- Exercise brief
In the entries below, find the lines with the word "this" and copy them.

******************************

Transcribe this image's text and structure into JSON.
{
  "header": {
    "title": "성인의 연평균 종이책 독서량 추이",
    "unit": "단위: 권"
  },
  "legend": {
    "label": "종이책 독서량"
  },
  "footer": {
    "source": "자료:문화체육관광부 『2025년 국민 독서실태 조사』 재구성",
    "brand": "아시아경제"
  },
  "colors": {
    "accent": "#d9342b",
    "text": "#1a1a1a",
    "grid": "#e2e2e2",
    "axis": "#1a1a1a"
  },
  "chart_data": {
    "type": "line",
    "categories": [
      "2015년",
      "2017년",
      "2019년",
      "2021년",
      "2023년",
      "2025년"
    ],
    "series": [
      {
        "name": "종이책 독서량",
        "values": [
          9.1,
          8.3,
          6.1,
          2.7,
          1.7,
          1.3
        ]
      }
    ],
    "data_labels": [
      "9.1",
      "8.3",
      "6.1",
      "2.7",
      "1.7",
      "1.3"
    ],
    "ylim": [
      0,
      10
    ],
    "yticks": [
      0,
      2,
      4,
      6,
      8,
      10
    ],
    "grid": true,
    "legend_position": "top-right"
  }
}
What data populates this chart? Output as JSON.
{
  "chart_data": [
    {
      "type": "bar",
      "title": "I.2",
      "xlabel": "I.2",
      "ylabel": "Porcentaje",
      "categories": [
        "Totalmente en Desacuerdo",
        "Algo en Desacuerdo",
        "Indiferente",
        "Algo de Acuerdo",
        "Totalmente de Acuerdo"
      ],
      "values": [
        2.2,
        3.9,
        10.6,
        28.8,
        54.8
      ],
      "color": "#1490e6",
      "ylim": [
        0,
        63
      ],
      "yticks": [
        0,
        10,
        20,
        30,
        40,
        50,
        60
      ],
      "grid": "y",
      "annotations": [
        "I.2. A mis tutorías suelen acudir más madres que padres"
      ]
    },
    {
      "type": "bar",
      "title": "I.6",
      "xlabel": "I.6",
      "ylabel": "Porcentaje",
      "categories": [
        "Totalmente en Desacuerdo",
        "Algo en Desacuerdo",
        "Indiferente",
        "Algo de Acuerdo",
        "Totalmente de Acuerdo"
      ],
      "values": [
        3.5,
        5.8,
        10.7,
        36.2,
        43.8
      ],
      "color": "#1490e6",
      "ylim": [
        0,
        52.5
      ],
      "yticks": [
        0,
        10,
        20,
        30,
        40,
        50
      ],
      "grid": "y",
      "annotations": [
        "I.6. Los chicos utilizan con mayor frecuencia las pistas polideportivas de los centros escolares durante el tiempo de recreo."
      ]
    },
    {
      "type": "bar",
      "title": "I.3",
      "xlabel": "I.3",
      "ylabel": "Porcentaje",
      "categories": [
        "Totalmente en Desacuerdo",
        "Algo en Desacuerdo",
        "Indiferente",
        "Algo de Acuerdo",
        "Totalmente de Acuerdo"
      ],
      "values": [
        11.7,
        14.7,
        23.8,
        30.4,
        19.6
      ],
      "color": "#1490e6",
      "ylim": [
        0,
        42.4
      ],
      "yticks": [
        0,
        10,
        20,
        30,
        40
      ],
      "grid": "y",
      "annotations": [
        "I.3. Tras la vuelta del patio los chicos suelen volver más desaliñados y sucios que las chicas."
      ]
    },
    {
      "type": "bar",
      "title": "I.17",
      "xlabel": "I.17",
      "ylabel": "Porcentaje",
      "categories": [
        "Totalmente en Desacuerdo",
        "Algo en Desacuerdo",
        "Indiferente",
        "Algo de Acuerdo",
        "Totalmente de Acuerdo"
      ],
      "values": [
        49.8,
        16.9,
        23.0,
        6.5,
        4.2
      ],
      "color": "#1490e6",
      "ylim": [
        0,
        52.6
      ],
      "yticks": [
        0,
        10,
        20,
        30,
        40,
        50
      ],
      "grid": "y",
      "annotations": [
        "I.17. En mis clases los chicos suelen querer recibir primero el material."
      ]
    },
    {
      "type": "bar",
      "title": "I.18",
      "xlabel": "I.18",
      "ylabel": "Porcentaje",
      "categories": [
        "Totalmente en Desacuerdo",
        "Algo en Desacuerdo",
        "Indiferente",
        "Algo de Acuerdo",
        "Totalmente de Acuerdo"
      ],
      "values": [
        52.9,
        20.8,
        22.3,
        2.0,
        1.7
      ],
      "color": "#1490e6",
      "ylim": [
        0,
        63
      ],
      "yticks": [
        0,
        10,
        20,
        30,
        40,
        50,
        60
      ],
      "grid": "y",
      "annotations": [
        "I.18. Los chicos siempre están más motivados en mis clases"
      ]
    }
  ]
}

******************************

- Reply
Transcribe this image's text and structure into JSON.
What data populates this chart? Output as JSON.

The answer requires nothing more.